Figure data in JSON:
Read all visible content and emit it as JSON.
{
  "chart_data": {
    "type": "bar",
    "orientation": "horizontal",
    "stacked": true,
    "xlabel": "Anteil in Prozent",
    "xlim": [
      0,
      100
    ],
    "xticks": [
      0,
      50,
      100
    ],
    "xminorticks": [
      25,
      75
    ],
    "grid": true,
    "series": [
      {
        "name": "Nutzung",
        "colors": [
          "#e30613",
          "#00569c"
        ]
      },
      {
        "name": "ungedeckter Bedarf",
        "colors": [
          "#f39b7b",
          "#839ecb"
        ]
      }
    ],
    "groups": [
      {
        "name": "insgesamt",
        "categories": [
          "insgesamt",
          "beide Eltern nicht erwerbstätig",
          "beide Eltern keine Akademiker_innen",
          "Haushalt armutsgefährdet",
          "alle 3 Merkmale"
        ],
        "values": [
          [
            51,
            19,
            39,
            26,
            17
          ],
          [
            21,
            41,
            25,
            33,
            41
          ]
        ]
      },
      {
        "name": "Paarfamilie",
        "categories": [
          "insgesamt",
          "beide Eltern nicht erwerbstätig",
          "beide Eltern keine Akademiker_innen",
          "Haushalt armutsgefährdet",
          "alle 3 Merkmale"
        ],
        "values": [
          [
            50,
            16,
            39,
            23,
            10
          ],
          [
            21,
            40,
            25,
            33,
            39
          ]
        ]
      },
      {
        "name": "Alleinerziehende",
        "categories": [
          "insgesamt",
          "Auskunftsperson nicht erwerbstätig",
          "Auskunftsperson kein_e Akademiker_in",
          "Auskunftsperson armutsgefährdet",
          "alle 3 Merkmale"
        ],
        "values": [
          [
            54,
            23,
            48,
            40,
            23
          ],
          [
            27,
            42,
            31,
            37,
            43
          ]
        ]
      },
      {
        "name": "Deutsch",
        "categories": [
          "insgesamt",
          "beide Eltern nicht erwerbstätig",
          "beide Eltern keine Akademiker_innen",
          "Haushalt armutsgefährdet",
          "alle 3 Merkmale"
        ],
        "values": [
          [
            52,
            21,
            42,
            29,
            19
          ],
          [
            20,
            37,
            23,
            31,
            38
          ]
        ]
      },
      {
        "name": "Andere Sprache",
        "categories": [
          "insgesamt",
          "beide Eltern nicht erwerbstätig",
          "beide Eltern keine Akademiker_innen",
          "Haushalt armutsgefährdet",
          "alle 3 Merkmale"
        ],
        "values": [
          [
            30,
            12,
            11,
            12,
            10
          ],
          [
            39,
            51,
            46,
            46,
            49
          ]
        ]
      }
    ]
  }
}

*EXERCISE*. Quote all of the entries verbatim.

*TASK SOLUTION*.
Read all visible content and emit it as JSON.
{
  "chart_data": {
    "type": "bar",
    "orientation": "horizontal",
    "stacked": true,
    "xlabel": "Anteil in Prozent",
    "xlim": [
      0,
      100
    ],
    "xticks": [
      0,
      50,
      100
    ],
    "xminorticks": [
      25,
      75
    ],
    "grid": true,
    "series": [
      {
        "name": "Nutzung",
        "colors": [
          "#e30613",
          "#00569c"
        ]
      },
      {
        "name": "ungedeckter Bedarf",
        "colors": [
          "#f39b7b",
          "#839ecb"
        ]
      }
    ],
    "groups": [
      {
        "name": "insgesamt",
        "categories": [
          "insgesamt",
          "beide Eltern nicht erwerbstätig",
          "beide Eltern keine Akademiker_innen",
          "Haushalt armutsgefährdet",
          "alle 3 Merkmale"
        ],
        "values": [
          [
            51,
            19,
            39,
            26,
            17
          ],
          [
            21,
            41,
            25,
            33,
            41
          ]
        ]
      },
      {
        "name": "Paarfamilie",
        "categories": [
          "insgesamt",
          "beide Eltern nicht erwerbstätig",
          "beide Eltern keine Akademiker_innen",
          "Haushalt armutsgefährdet",
          "alle 3 Merkmale"
        ],
        "values": [
          [
            50,
            16,
            39,
            23,
            10
          ],
          [
            21,
            40,
            25,
            33,
            39
          ]
        ]
      },
      {
        "name": "Alleinerziehende",
        "categories": [
          "insgesamt",
          "Auskunftsperson nicht erwerbstätig",
          "Auskunftsperson kein_e Akademiker_in",
          "Auskunftsperson armutsgefährdet",
          "alle 3 Merkmale"
        ],
        "values": [
          [
            54,
            23,
            48,
            40,
            23
          ],
          [
            27,
            42,
            31,
            37,
            43
          ]
        ]
      },
      {
        "name": "Deutsch",
        "categories": [
          "insgesamt",
          "beide Eltern nicht erwerbstätig",
          "beide Eltern keine Akademiker_innen",
          "Haushalt armutsgefährdet",
          "alle 3 Merkmale"
        ],
        "values": [
          [
            52,
            21,
            42,
            29,
            19
          ],
          [
            20,
            37,
            23,
            31,
            38
          ]
        ]
      },
      {
        "name": "Andere Sprache",
        "categories": [
          "insgesamt",
          "beide Eltern nicht erwerbstätig",
          "beide Eltern keine Akademiker_innen",
          "Haushalt armutsgefährdet",
          "alle 3 Merkmale"
        ],
        "values": [
          [
            30,
            12,
            11,
            12,
            10
          ],
          [
            39,
            51,
            46,
            46,
            49
          ]
        ]
      }
    ]
  }
}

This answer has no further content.